• **What you will do**: Return every line of the data below that includes the string "this".

• **Extracted records**:
begin

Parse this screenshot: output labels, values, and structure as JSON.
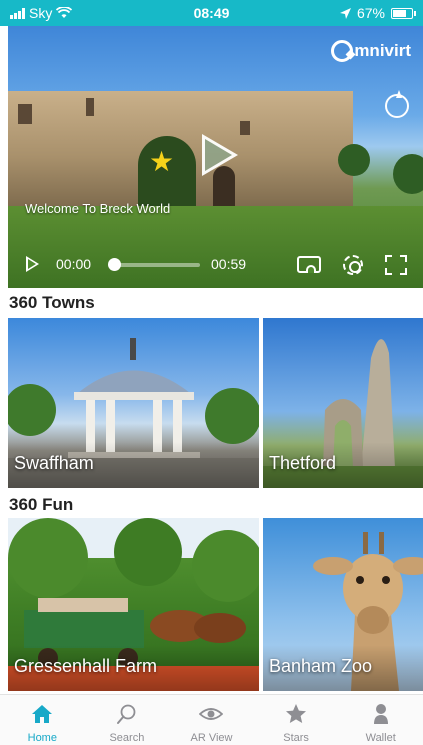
{
  "status_bar": {
    "carrier": "Sky",
    "time": "08:49",
    "battery": "67%"
  },
  "hero": {
    "brand": "mnivirt",
    "caption": "Welcome To Breck World",
    "current_time": "00:00",
    "duration": "00:59",
    "progress": 0
  },
  "towns": {
    "title": "360 Towns",
    "items": [
      {
        "label": "Swaffham"
      },
      {
        "label": "Thetford"
      }
    ]
  },
  "fun": {
    "title": "360 Fun",
    "items": [
      {
        "label": "Gressenhall Farm"
      },
      {
        "label": "Banham Zoo"
      }
    ]
  },
  "tabbar": {
    "items": [
      {
        "label": "Home",
        "icon": "home-icon",
        "active": true
      },
      {
        "label": "Search",
        "icon": "search-icon",
        "active": false
      },
      {
        "label": "AR View",
        "icon": "eye-icon",
        "active": false
      },
      {
        "label": "Stars",
        "icon": "star-icon",
        "active": false
      },
      {
        "label": "Wallet",
        "icon": "wallet-icon",
        "active": false
      }
    ]
  },
  "colors": {
    "accent": "#17b9c8",
    "tab_active": "#17a9c8",
    "tab_inactive": "#8e8e93"
  }
}
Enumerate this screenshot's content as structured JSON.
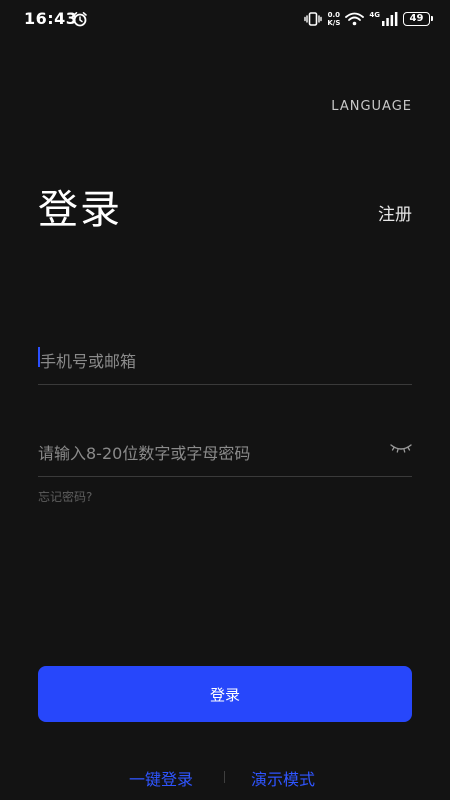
{
  "status_bar": {
    "time": "16:43",
    "net_speed_top": "0.0",
    "net_speed_bottom": "K/S",
    "network_type": "4G",
    "battery": "49",
    "icons": [
      "alarm-icon",
      "vibrate-icon",
      "wifi-icon",
      "signal-icon",
      "battery-icon"
    ]
  },
  "header": {
    "language_label": "LANGUAGE"
  },
  "title": {
    "text": "登录",
    "register_label": "注册"
  },
  "form": {
    "account_placeholder": "手机号或邮箱",
    "account_value": "",
    "password_placeholder": "请输入8-20位数字或字母密码",
    "password_value": "",
    "forgot_label": "忘记密码?",
    "password_toggle_icon": "eye-closed-icon"
  },
  "actions": {
    "login_label": "登录",
    "one_click_login_label": "一键登录",
    "demo_mode_label": "演示模式"
  },
  "colors": {
    "background": "#131313",
    "accent": "#2747fb",
    "link": "#2f55ff"
  }
}
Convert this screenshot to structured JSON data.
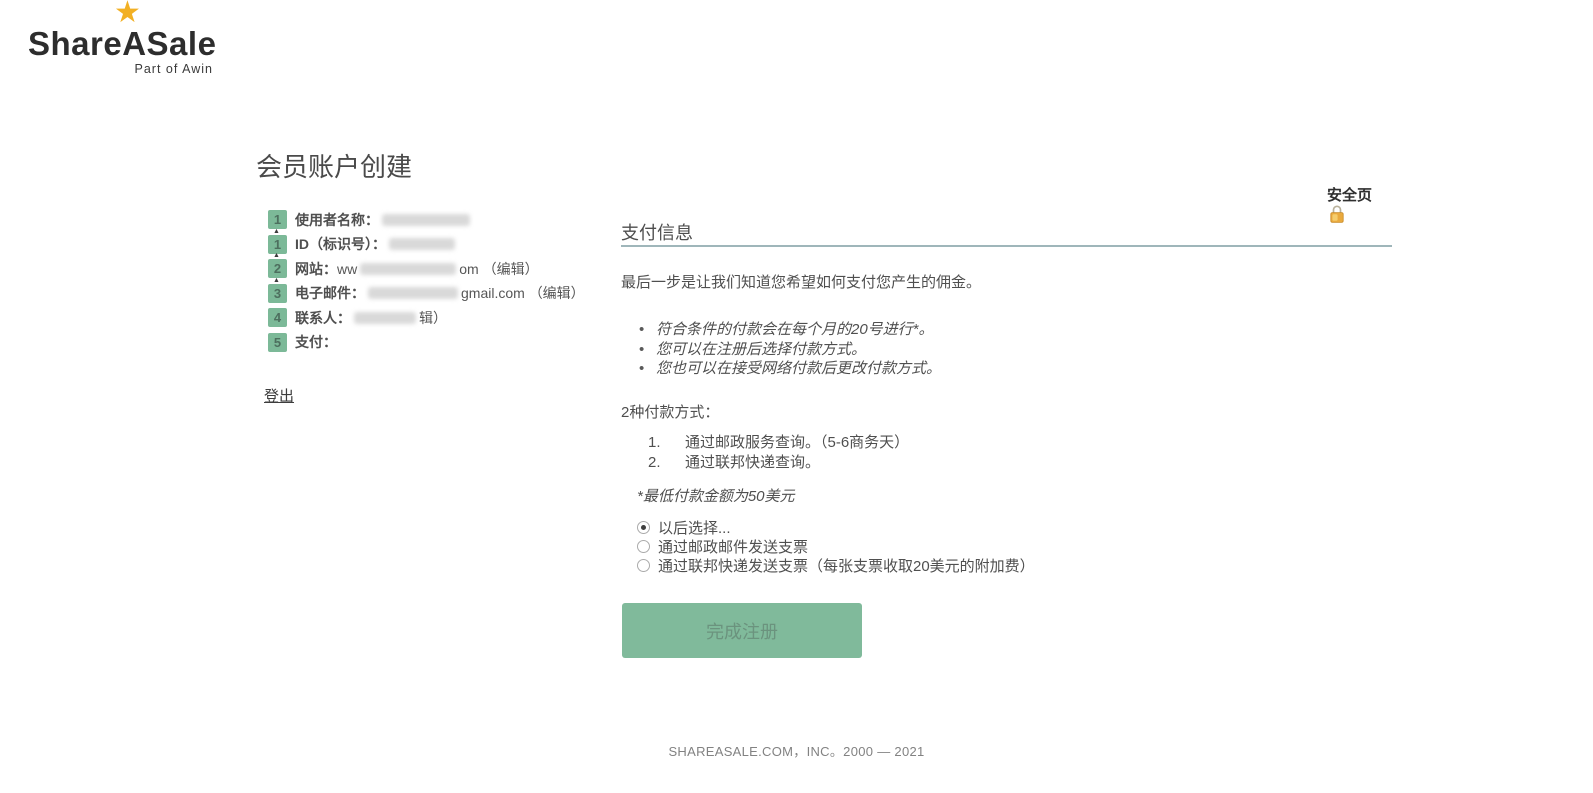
{
  "colors": {
    "accent_green": "#7CB998",
    "button_bg": "#80BA9B",
    "button_text": "#6B937E",
    "star_gold": "#F2B024",
    "lock_gold": "#E9A93D",
    "divider": "#9FB6BA"
  },
  "logo": {
    "brand": "ShareASale",
    "tagline": "Part of Awin",
    "star_icon": "star"
  },
  "page_title": "会员账户创建",
  "steps": [
    {
      "num": "1",
      "label": "使用者名称：",
      "pre": "",
      "post": "",
      "edit": ""
    },
    {
      "num": "1",
      "label": "ID（标识号）：",
      "pre": "",
      "post": "",
      "edit": ""
    },
    {
      "num": "2",
      "label": "网站：",
      "pre": "ww",
      "post": "om ",
      "edit": "（编辑）"
    },
    {
      "num": "3",
      "label": "电子邮件：",
      "pre": "",
      "post": "gmail.com ",
      "edit": "（编辑）"
    },
    {
      "num": "4",
      "label": "联系人：",
      "pre": "",
      "post": "",
      "edit": "辑）"
    },
    {
      "num": "5",
      "label": "支付：",
      "pre": "",
      "post": "",
      "edit": ""
    }
  ],
  "logout_label": "登出",
  "secure": {
    "label": "安全页",
    "lock_icon": "lock"
  },
  "payment": {
    "section_title": "支付信息",
    "intro": "最后一步是让我们知道您希望如何支付您产生的佣金。",
    "bullets": [
      "符合条件的付款会在每个月的20号进行*。",
      "您可以在注册后选择付款方式。",
      "您也可以在接受网络付款后更改付款方式。"
    ],
    "methods_heading": "2种付款方式：",
    "methods": [
      {
        "num": "1.",
        "text": "通过邮政服务查询。（5-6商务天）"
      },
      {
        "num": "2.",
        "text": "通过联邦快递查询。"
      }
    ],
    "note": "*最低付款金额为50美元",
    "options": [
      {
        "label": "以后选择...",
        "selected": true
      },
      {
        "label": "通过邮政邮件发送支票",
        "selected": false
      },
      {
        "label": "通过联邦快递发送支票（每张支票收取20美元的附加费）",
        "selected": false
      }
    ],
    "submit_label": "完成注册"
  },
  "footer": "SHAREASALE.COM，INC。2000 — 2021"
}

end

• **Reply to the task**:
Parse this screenshot: output labels, values, and structure as JSON.
Enumerate this screenshot's content as structured JSON.
Convert this screenshot to structured JSON data.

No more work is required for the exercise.